[Stored dataset items]
--

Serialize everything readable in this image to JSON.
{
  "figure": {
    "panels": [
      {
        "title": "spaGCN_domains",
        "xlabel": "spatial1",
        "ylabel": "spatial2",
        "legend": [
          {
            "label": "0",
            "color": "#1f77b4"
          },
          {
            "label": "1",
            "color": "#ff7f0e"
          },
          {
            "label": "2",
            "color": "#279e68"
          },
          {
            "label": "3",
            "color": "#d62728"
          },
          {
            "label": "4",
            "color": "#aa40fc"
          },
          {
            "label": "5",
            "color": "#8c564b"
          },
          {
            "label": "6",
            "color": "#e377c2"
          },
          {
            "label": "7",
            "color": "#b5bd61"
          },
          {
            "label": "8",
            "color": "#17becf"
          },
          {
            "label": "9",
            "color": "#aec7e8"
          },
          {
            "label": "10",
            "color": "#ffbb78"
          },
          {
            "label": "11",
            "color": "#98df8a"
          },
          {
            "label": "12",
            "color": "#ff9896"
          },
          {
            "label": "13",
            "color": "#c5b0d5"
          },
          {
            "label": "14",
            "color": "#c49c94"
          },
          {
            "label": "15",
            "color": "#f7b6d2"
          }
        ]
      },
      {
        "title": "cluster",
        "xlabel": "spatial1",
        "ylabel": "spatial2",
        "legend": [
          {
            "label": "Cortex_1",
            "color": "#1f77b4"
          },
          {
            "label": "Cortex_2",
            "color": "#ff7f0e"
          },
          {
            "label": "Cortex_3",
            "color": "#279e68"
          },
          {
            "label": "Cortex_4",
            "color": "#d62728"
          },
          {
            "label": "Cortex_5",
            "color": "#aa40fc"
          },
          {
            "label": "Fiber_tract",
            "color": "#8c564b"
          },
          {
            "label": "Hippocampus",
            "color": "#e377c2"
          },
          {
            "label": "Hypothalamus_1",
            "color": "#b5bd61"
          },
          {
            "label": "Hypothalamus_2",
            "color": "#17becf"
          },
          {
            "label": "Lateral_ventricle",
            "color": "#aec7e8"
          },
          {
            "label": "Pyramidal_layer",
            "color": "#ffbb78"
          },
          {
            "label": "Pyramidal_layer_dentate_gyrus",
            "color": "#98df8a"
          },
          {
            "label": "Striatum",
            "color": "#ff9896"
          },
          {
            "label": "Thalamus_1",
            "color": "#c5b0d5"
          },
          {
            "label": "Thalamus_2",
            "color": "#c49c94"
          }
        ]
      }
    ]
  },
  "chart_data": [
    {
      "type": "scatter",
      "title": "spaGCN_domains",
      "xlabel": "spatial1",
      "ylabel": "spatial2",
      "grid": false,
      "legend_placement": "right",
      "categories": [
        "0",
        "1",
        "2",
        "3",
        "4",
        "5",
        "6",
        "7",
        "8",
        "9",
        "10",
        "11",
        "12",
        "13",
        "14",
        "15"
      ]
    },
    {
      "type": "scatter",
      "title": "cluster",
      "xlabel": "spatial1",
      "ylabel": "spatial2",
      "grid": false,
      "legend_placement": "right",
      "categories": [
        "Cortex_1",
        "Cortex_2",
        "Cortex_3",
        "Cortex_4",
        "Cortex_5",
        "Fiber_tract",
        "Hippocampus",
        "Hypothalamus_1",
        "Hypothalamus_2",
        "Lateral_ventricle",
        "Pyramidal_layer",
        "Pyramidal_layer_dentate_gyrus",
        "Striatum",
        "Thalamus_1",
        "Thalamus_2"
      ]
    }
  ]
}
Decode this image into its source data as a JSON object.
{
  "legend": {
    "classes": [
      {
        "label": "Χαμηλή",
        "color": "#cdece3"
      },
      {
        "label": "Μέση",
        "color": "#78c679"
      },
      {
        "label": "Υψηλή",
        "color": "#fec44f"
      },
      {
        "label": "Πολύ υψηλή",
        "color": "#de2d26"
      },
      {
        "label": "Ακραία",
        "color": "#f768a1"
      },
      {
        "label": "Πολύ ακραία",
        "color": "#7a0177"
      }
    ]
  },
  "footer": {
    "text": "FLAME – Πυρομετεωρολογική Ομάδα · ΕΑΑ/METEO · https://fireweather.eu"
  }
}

--

# WHAT IS REQUIRED
What are the lines from the one with "Decode this image" through the last line of the records above? Quote them exactly and add nothing.

# EXERCISE SOLUTION
Decode this image into its source data as a JSON object.
{
  "legend": {
    "classes": [
      {
        "label": "Χαμηλή",
        "color": "#cdece3"
      },
      {
        "label": "Μέση",
        "color": "#78c679"
      },
      {
        "label": "Υψηλή",
        "color": "#fec44f"
      },
      {
        "label": "Πολύ υψηλή",
        "color": "#de2d26"
      },
      {
        "label": "Ακραία",
        "color": "#f768a1"
      },
      {
        "label": "Πολύ ακραία",
        "color": "#7a0177"
      }
    ]
  },
  "footer": {
    "text": "FLAME – Πυρομετεωρολογική Ομάδα · ΕΑΑ/METEO · https://fireweather.eu"
  }
}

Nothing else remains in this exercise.